> **DATA FOR PROCESSING**
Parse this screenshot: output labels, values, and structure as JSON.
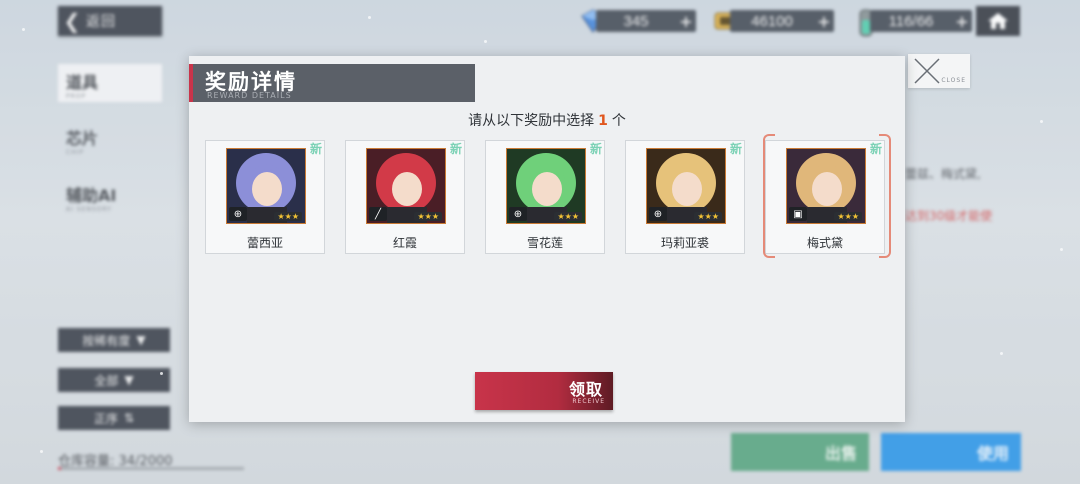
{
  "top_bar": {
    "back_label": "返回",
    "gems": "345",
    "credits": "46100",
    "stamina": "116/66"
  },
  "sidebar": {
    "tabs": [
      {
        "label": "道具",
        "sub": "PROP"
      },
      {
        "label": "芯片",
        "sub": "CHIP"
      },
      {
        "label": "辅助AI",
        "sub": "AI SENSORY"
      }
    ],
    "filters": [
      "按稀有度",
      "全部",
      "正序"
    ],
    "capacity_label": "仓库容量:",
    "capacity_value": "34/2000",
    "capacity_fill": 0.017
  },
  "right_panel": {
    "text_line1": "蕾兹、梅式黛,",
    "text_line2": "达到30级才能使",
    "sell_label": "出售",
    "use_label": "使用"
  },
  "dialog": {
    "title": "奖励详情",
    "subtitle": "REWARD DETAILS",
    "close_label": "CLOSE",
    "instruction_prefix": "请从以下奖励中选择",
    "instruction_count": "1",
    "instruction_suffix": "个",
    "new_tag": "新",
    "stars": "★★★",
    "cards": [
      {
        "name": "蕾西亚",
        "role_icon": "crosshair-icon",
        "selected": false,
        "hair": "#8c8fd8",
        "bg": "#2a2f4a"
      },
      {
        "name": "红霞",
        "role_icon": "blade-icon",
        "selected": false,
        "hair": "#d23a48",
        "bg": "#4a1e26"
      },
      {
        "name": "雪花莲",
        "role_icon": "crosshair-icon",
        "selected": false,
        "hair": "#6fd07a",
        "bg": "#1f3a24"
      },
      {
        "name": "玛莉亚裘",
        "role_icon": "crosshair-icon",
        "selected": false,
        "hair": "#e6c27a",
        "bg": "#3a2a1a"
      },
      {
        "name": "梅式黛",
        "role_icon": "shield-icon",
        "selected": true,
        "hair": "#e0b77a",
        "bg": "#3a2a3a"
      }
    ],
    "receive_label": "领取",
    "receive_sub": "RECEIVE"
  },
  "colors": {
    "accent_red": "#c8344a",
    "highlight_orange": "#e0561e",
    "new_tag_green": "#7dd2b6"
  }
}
--
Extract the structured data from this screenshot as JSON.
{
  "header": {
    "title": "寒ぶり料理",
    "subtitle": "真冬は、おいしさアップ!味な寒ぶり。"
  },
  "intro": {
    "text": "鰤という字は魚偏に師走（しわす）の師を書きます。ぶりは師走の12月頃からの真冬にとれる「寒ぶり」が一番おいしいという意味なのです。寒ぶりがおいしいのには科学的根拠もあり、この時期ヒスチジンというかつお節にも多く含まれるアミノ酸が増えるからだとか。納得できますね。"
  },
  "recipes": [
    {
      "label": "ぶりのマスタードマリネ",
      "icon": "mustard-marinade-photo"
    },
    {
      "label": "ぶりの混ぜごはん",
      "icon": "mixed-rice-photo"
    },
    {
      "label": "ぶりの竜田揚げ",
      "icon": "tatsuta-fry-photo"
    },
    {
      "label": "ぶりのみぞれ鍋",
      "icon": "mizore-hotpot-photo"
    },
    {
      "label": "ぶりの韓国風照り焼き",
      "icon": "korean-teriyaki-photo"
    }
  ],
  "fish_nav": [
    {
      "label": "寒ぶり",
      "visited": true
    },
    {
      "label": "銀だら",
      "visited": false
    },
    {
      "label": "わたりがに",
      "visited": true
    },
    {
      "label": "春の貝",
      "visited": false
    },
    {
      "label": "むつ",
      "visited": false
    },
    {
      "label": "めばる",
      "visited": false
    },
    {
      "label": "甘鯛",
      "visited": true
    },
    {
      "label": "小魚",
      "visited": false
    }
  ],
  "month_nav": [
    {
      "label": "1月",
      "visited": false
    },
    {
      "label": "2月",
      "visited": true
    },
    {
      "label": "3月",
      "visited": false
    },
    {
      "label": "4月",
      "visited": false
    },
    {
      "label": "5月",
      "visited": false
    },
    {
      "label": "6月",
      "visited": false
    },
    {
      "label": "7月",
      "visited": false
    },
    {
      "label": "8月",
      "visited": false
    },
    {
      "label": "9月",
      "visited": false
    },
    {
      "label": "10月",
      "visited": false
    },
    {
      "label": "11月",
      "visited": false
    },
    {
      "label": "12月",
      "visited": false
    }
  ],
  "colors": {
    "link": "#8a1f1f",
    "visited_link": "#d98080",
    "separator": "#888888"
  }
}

> **GIVEN EXERCISE**
Scan the listing above and identify each line holding the string "icon"; copy every such line.

> **TASK SOLUTION**
        "role_icon": "crosshair-icon",
        "role_icon": "blade-icon",
        "role_icon": "crosshair-icon",
        "role_icon": "crosshair-icon",
        "role_icon": "shield-icon",
      "icon": "mustard-marinade-photo"
      "icon": "mixed-rice-photo"
      "icon": "tatsuta-fry-photo"
      "icon": "mizore-hotpot-photo"
      "icon": "korean-teriyaki-photo"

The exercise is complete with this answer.